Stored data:
* * * * *

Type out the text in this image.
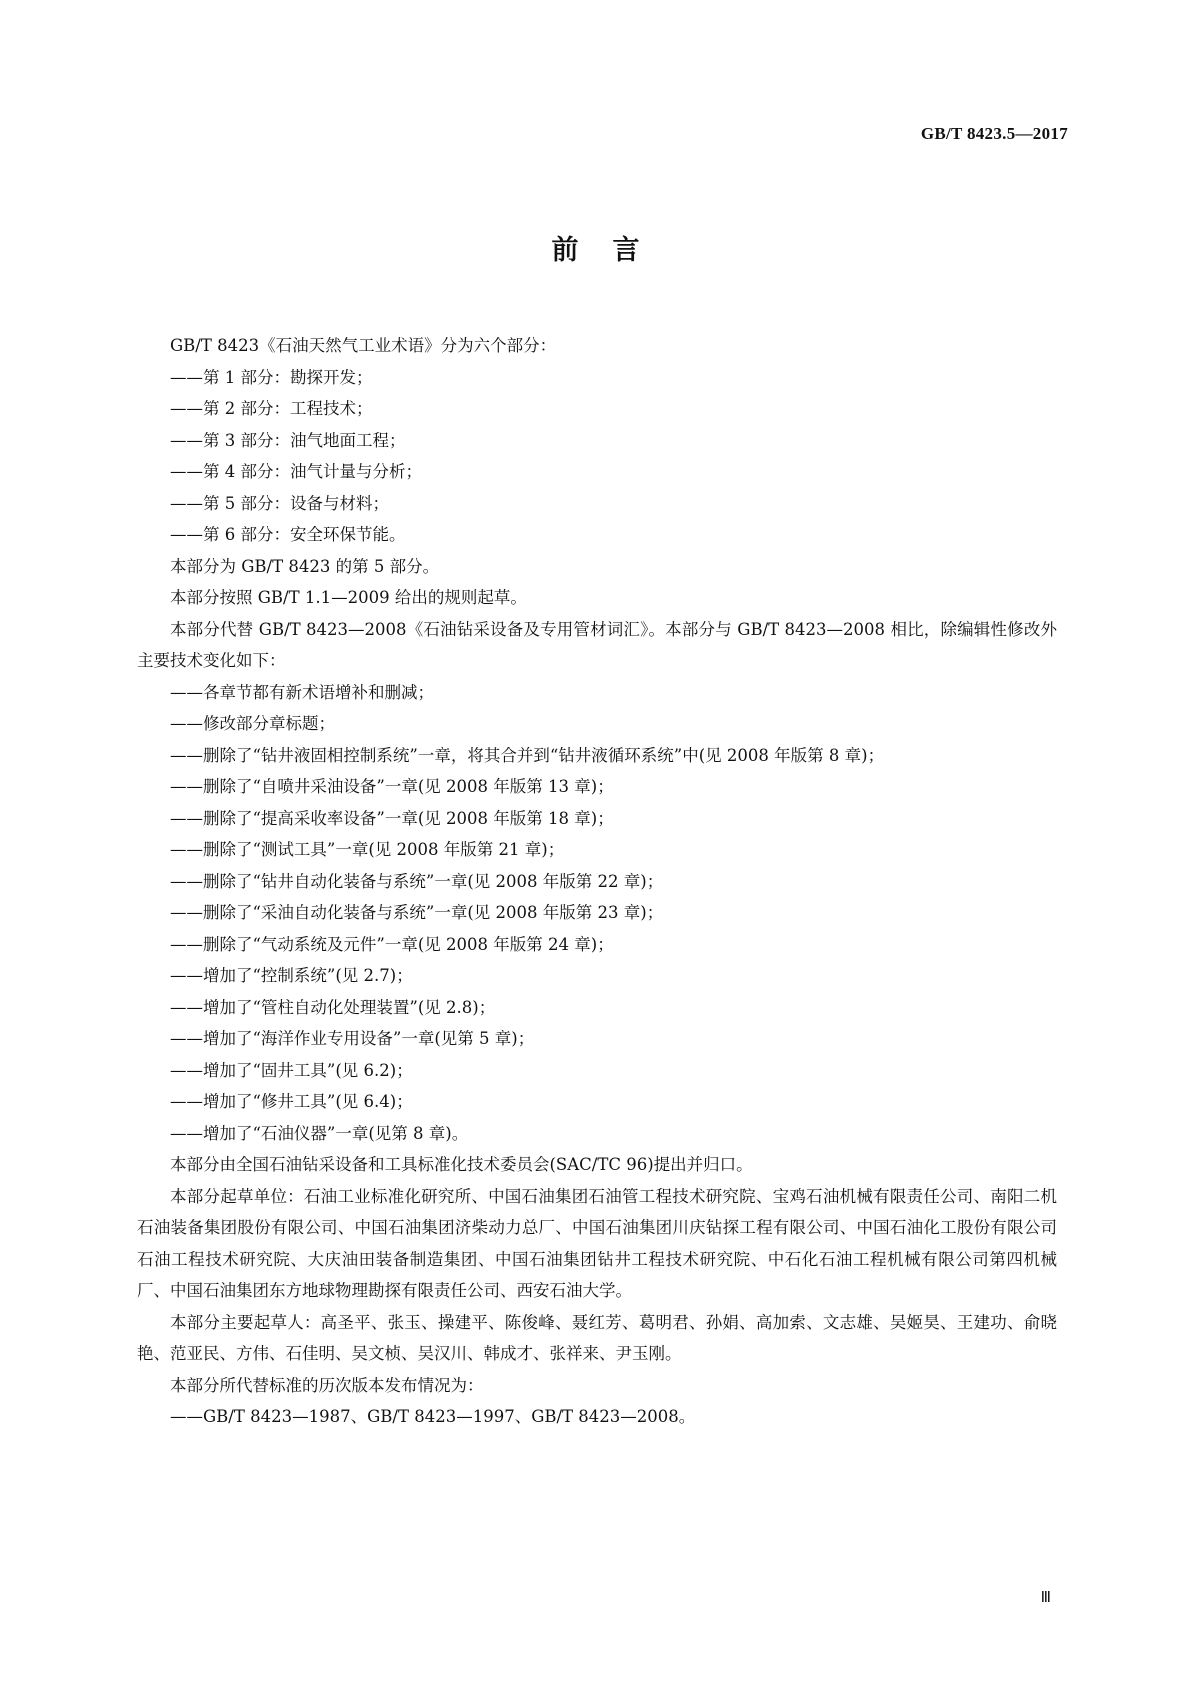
GB/T 8423.5—2017
前言

GB/T 8423《石油天然气工业术语》分为六个部分：

——第 1 部分：勘探开发；

——第 2 部分：工程技术；

——第 3 部分：油气地面工程；

——第 4 部分：油气计量与分析；

——第 5 部分：设备与材料；

——第 6 部分：安全环保节能。

本部分为 GB/T 8423 的第 5 部分。

本部分按照 GB/T 1.1—2009 给出的规则起草。

本部分代替 GB/T 8423—2008《石油钻采设备及专用管材词汇》。本部分与 GB/T 8423—2008 相比，除编辑性修改外主要技术变化如下：

——各章节都有新术语增补和删减；

——修改部分章标题；

——删除了“钻井液固相控制系统”一章，将其合并到“钻井液循环系统”中(见 2008 年版第 8 章)；

——删除了“自喷井采油设备”一章(见 2008 年版第 13 章)；

——删除了“提高采收率设备”一章(见 2008 年版第 18 章)；

——删除了“测试工具”一章(见 2008 年版第 21 章)；

——删除了“钻井自动化装备与系统”一章(见 2008 年版第 22 章)；

——删除了“采油自动化装备与系统”一章(见 2008 年版第 23 章)；

——删除了“气动系统及元件”一章(见 2008 年版第 24 章)；

——增加了“控制系统”(见 2.7)；

——增加了“管柱自动化处理装置”(见 2.8)；

——增加了“海洋作业专用设备”一章(见第 5 章)；

——增加了“固井工具”(见 6.2)；

——增加了“修井工具”(见 6.4)；

——增加了“石油仪器”一章(见第 8 章)。

本部分由全国石油钻采设备和工具标准化技术委员会(SAC/TC 96)提出并归口。

本部分起草单位：石油工业标准化研究所、中国石油集团石油管工程技术研究院、宝鸡石油机械有限责任公司、南阳二机石油装备集团股份有限公司、中国石油集团济柴动力总厂、中国石油集团川庆钻探工程有限公司、中国石油化工股份有限公司石油工程技术研究院、大庆油田装备制造集团、中国石油集团钻井工程技术研究院、中石化石油工程机械有限公司第四机械厂、中国石油集团东方地球物理勘探有限责任公司、西安石油大学。

本部分主要起草人：高圣平、张玉、操建平、陈俊峰、聂红芳、葛明君、孙娟、高加索、文志雄、吴姬昊、王建功、俞晓艳、范亚民、方伟、石佳明、吴文桢、吴汉川、韩成才、张祥来、尹玉刚。

本部分所代替标准的历次版本发布情况为：

——GB/T 8423—1987、GB/T 8423—1997、GB/T 8423—2008。

Ⅲ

* * * * *

EXERCISE DESCRIPTION:
Extract the text of all the records above verbatim, excluding pictures.

FULL SOLUTION:
Type out the text in this image.
GB/T 8423.5—2017
前言

GB/T 8423《石油天然气工业术语》分为六个部分：

——第 1 部分：勘探开发；

——第 2 部分：工程技术；

——第 3 部分：油气地面工程；

——第 4 部分：油气计量与分析；

——第 5 部分：设备与材料；

——第 6 部分：安全环保节能。

本部分为 GB/T 8423 的第 5 部分。

本部分按照 GB/T 1.1—2009 给出的规则起草。

本部分代替 GB/T 8423—2008《石油钻采设备及专用管材词汇》。本部分与 GB/T 8423—2008 相比，除编辑性修改外主要技术变化如下：

——各章节都有新术语增补和删减；

——修改部分章标题；

——删除了“钻井液固相控制系统”一章，将其合并到“钻井液循环系统”中(见 2008 年版第 8 章)；

——删除了“自喷井采油设备”一章(见 2008 年版第 13 章)；

——删除了“提高采收率设备”一章(见 2008 年版第 18 章)；

——删除了“测试工具”一章(见 2008 年版第 21 章)；

——删除了“钻井自动化装备与系统”一章(见 2008 年版第 22 章)；

——删除了“采油自动化装备与系统”一章(见 2008 年版第 23 章)；

——删除了“气动系统及元件”一章(见 2008 年版第 24 章)；

——增加了“控制系统”(见 2.7)；

——增加了“管柱自动化处理装置”(见 2.8)；

——增加了“海洋作业专用设备”一章(见第 5 章)；

——增加了“固井工具”(见 6.2)；

——增加了“修井工具”(见 6.4)；

——增加了“石油仪器”一章(见第 8 章)。

本部分由全国石油钻采设备和工具标准化技术委员会(SAC/TC 96)提出并归口。

本部分起草单位：石油工业标准化研究所、中国石油集团石油管工程技术研究院、宝鸡石油机械有限责任公司、南阳二机石油装备集团股份有限公司、中国石油集团济柴动力总厂、中国石油集团川庆钻探工程有限公司、中国石油化工股份有限公司石油工程技术研究院、大庆油田装备制造集团、中国石油集团钻井工程技术研究院、中石化石油工程机械有限公司第四机械厂、中国石油集团东方地球物理勘探有限责任公司、西安石油大学。

本部分主要起草人：高圣平、张玉、操建平、陈俊峰、聂红芳、葛明君、孙娟、高加索、文志雄、吴姬昊、王建功、俞晓艳、范亚民、方伟、石佳明、吴文桢、吴汉川、韩成才、张祥来、尹玉刚。

本部分所代替标准的历次版本发布情况为：

——GB/T 8423—1987、GB/T 8423—1997、GB/T 8423—2008。

Ⅲ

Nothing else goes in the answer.